From the entries below, copy every line holding the word "Answer".

Data entries for graphics:
+ + + + +

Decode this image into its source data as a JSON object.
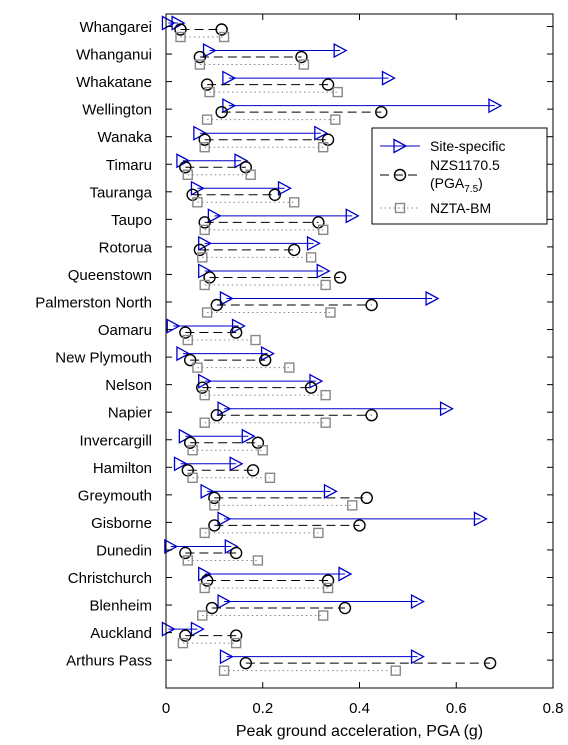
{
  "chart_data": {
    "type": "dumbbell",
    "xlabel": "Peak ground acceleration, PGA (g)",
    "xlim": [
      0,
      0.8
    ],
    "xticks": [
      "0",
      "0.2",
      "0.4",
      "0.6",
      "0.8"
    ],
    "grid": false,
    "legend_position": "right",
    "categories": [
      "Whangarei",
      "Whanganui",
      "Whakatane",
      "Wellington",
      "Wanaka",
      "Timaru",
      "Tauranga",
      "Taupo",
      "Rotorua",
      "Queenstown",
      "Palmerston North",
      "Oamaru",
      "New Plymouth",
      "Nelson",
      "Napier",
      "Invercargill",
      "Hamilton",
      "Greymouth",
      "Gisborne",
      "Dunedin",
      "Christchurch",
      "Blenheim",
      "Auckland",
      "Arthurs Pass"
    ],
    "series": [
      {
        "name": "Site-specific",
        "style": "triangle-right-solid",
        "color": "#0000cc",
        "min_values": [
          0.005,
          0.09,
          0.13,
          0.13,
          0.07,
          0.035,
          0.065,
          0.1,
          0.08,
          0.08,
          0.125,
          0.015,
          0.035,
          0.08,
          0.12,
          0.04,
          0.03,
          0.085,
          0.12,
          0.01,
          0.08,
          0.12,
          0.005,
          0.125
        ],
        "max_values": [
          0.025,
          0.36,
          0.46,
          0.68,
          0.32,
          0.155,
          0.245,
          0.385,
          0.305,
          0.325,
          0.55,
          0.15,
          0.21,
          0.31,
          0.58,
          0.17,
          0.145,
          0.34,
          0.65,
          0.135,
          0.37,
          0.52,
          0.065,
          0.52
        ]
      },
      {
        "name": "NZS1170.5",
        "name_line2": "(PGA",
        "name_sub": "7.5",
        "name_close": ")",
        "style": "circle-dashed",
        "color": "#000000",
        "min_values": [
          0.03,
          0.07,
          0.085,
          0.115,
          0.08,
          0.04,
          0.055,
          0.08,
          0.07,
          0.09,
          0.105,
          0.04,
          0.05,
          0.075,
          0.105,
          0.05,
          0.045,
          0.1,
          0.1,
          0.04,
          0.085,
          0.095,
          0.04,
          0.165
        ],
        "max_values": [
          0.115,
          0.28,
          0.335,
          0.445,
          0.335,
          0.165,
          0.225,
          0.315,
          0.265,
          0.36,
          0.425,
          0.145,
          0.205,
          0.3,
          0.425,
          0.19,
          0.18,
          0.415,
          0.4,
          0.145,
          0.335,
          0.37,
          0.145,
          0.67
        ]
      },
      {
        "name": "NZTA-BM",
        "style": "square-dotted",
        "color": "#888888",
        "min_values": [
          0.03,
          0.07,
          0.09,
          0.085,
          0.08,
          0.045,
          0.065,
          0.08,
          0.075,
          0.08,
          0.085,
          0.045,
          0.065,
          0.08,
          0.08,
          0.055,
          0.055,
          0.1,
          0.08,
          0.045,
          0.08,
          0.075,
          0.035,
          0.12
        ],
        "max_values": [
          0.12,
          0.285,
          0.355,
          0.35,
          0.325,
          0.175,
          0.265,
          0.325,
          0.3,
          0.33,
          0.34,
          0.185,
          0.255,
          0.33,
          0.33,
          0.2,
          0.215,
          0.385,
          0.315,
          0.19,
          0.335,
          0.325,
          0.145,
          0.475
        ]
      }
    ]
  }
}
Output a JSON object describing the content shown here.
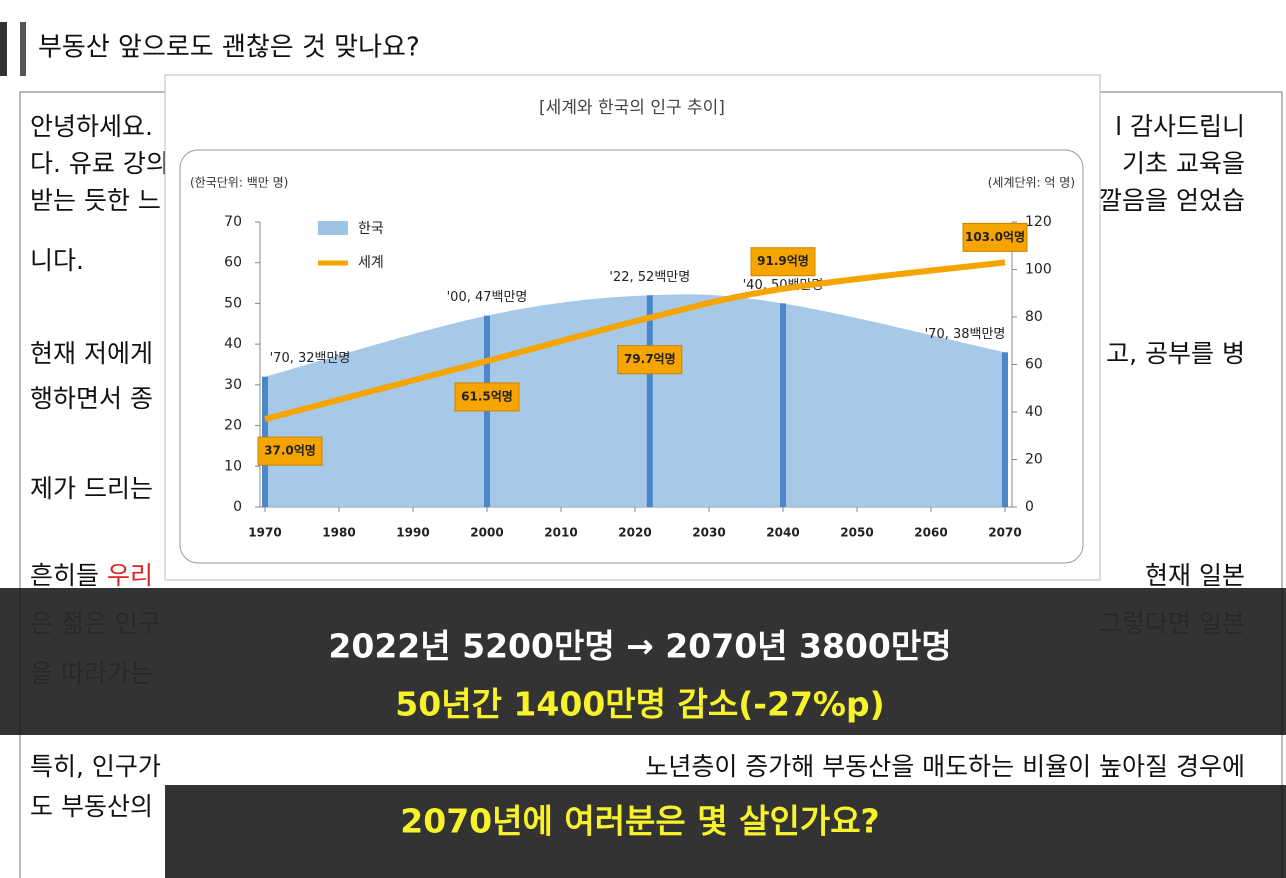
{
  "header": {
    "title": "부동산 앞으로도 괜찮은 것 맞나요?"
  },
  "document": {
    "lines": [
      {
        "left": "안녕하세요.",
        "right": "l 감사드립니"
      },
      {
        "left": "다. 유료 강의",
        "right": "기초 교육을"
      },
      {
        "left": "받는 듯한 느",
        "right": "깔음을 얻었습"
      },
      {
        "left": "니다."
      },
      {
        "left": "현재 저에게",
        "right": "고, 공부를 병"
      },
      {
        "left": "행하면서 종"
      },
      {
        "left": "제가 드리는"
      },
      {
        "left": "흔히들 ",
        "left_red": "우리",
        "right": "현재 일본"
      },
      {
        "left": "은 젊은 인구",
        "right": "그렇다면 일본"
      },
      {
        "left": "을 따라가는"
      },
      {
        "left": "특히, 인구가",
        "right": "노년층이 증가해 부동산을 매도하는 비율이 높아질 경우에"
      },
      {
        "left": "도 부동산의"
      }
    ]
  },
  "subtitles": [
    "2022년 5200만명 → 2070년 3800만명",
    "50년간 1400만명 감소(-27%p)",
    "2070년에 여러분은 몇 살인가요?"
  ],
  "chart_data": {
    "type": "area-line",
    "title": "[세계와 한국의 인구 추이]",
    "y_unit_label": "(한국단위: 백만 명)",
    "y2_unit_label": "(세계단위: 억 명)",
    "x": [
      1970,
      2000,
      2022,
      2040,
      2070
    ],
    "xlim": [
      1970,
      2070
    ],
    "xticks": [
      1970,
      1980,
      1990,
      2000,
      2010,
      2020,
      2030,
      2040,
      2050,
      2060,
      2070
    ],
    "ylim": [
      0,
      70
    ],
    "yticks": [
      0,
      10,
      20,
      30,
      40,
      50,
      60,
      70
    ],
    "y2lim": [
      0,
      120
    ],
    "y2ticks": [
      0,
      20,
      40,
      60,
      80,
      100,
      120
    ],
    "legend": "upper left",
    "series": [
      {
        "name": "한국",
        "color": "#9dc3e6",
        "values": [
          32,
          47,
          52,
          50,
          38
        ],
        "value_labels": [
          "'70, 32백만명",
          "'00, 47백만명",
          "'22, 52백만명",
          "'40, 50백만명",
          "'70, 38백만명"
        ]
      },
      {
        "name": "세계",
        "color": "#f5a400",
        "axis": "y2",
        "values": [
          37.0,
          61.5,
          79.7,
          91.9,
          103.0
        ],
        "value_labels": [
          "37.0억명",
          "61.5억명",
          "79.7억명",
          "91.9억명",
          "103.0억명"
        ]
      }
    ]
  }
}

+ + + + +

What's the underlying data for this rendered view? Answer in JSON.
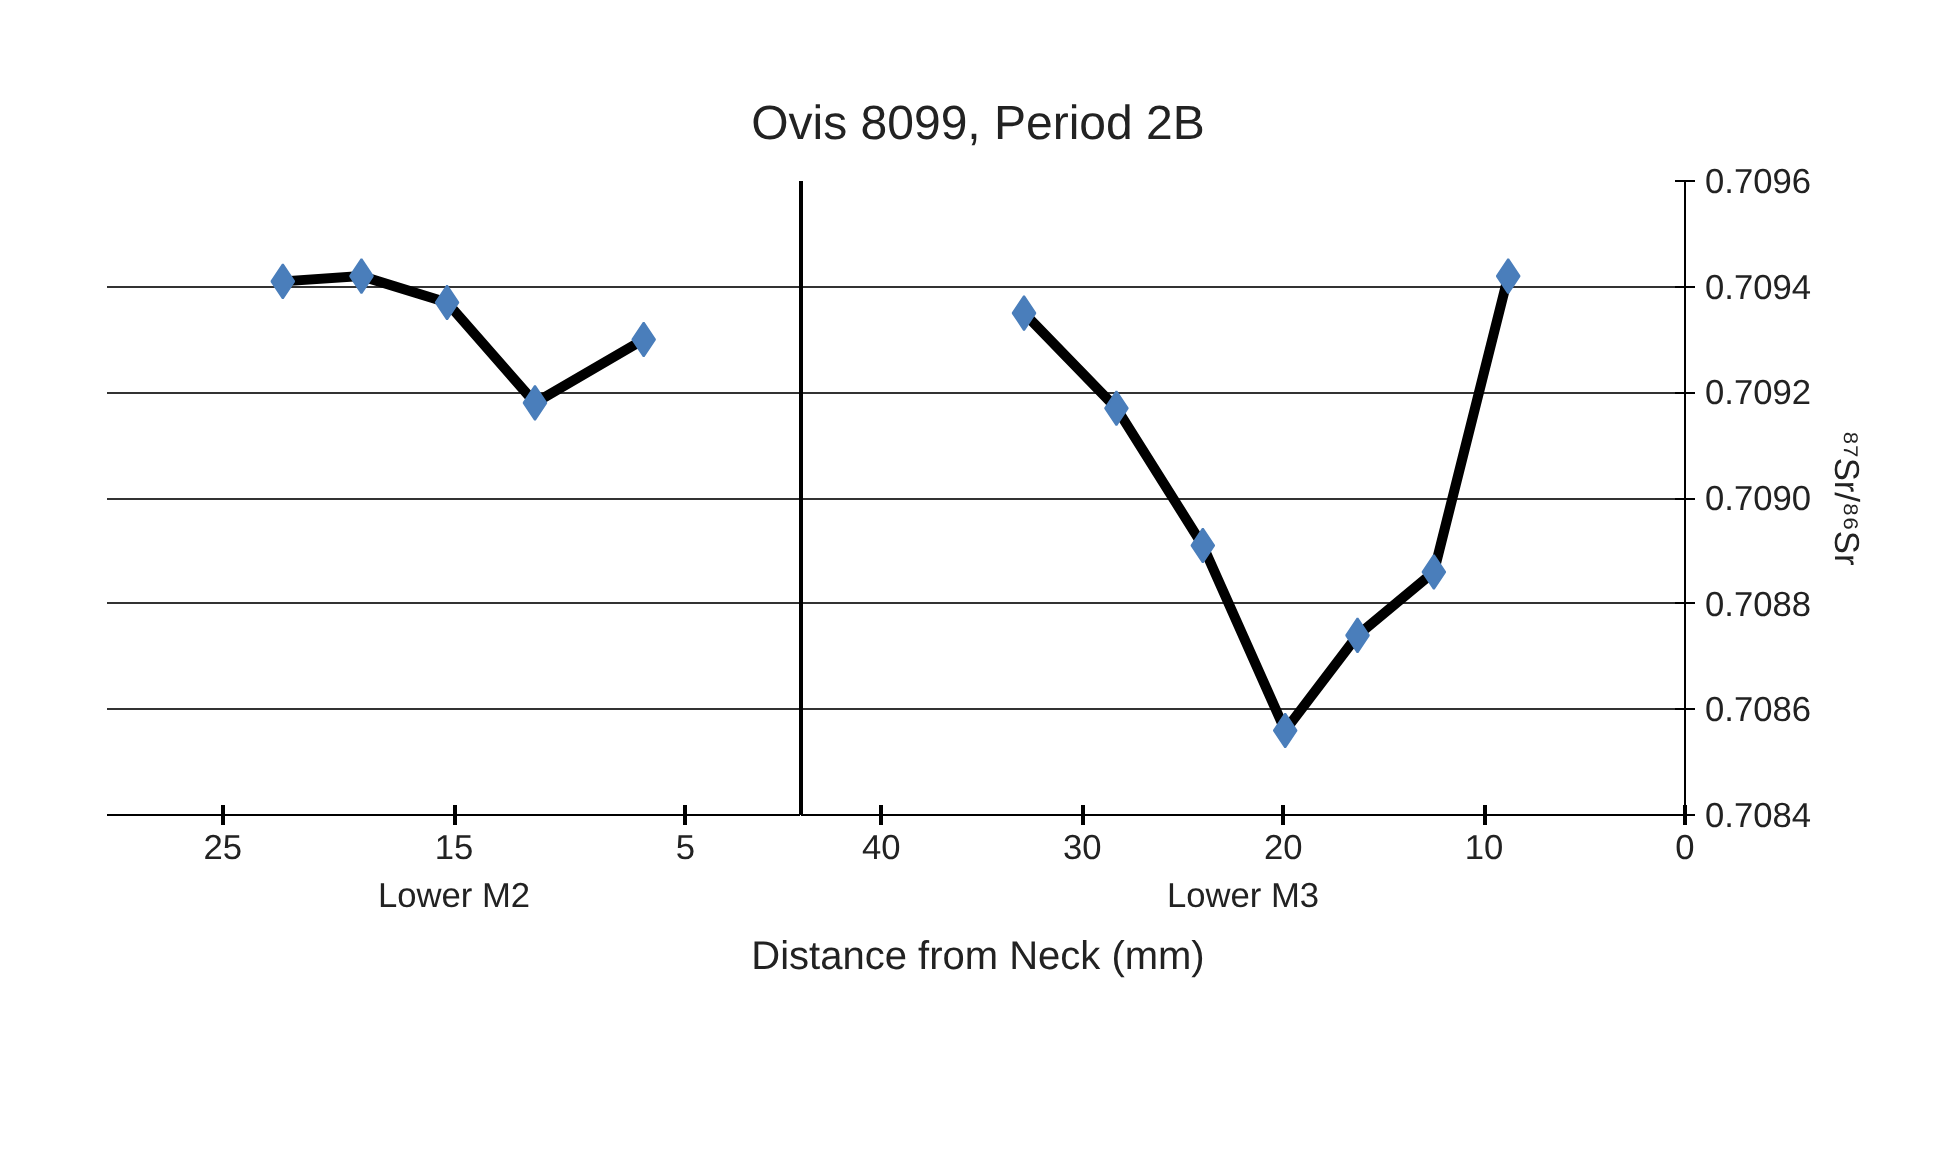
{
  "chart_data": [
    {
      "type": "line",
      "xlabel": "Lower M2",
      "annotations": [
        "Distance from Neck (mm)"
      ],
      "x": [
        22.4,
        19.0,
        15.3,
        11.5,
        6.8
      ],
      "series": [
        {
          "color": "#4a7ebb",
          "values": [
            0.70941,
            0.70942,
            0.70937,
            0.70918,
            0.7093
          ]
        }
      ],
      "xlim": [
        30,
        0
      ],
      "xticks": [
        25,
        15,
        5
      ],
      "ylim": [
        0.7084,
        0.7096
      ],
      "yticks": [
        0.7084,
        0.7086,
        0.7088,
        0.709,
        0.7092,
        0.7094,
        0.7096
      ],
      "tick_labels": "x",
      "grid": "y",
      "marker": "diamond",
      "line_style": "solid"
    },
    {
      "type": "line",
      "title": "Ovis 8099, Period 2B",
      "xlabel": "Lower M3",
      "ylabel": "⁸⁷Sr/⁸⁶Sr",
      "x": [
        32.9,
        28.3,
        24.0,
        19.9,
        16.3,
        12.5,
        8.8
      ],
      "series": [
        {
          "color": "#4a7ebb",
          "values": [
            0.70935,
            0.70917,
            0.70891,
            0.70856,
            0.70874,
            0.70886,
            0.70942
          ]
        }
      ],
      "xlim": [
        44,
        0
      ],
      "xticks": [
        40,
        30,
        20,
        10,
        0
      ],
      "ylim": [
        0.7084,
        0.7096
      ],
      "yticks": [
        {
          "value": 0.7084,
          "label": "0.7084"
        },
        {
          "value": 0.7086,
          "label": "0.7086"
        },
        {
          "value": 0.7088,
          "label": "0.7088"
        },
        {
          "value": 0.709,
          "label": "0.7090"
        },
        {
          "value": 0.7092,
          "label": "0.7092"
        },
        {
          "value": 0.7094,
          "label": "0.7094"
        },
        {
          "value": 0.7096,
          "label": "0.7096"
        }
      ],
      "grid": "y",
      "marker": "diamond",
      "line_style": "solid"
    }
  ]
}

+ + + + +

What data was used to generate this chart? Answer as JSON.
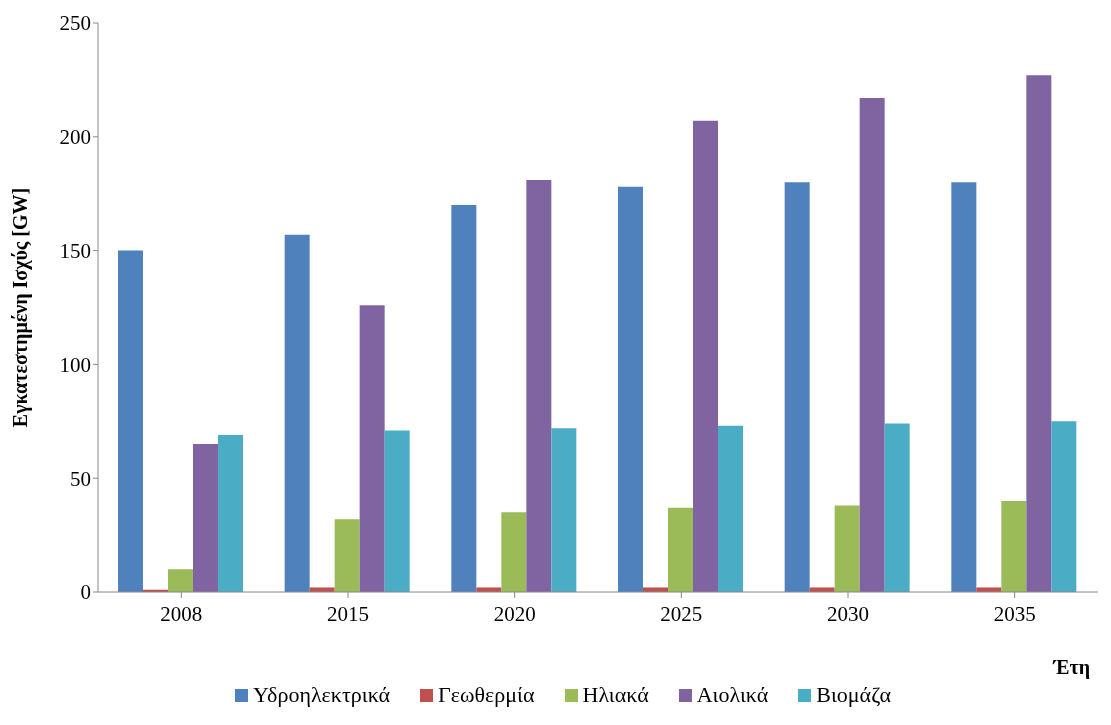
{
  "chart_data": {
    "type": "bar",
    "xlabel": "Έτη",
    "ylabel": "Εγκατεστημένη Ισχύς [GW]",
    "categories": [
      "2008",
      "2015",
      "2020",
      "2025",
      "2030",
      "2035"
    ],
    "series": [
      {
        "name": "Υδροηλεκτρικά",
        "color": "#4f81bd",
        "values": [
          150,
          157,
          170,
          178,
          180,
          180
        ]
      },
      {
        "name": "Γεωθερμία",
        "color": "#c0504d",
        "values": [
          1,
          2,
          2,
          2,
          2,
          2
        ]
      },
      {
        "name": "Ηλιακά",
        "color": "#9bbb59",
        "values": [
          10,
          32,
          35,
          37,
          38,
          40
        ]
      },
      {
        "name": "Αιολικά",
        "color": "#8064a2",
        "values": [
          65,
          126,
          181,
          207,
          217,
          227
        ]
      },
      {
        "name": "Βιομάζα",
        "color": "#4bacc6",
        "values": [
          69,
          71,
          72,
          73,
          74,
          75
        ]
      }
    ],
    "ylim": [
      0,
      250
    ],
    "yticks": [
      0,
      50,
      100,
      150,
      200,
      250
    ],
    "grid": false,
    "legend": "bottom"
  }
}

+ + + + +

▸ **Task response**
What's the underlying data for this rendered view? Answer in JSON.
What data was used to generate this chart? Answer as JSON.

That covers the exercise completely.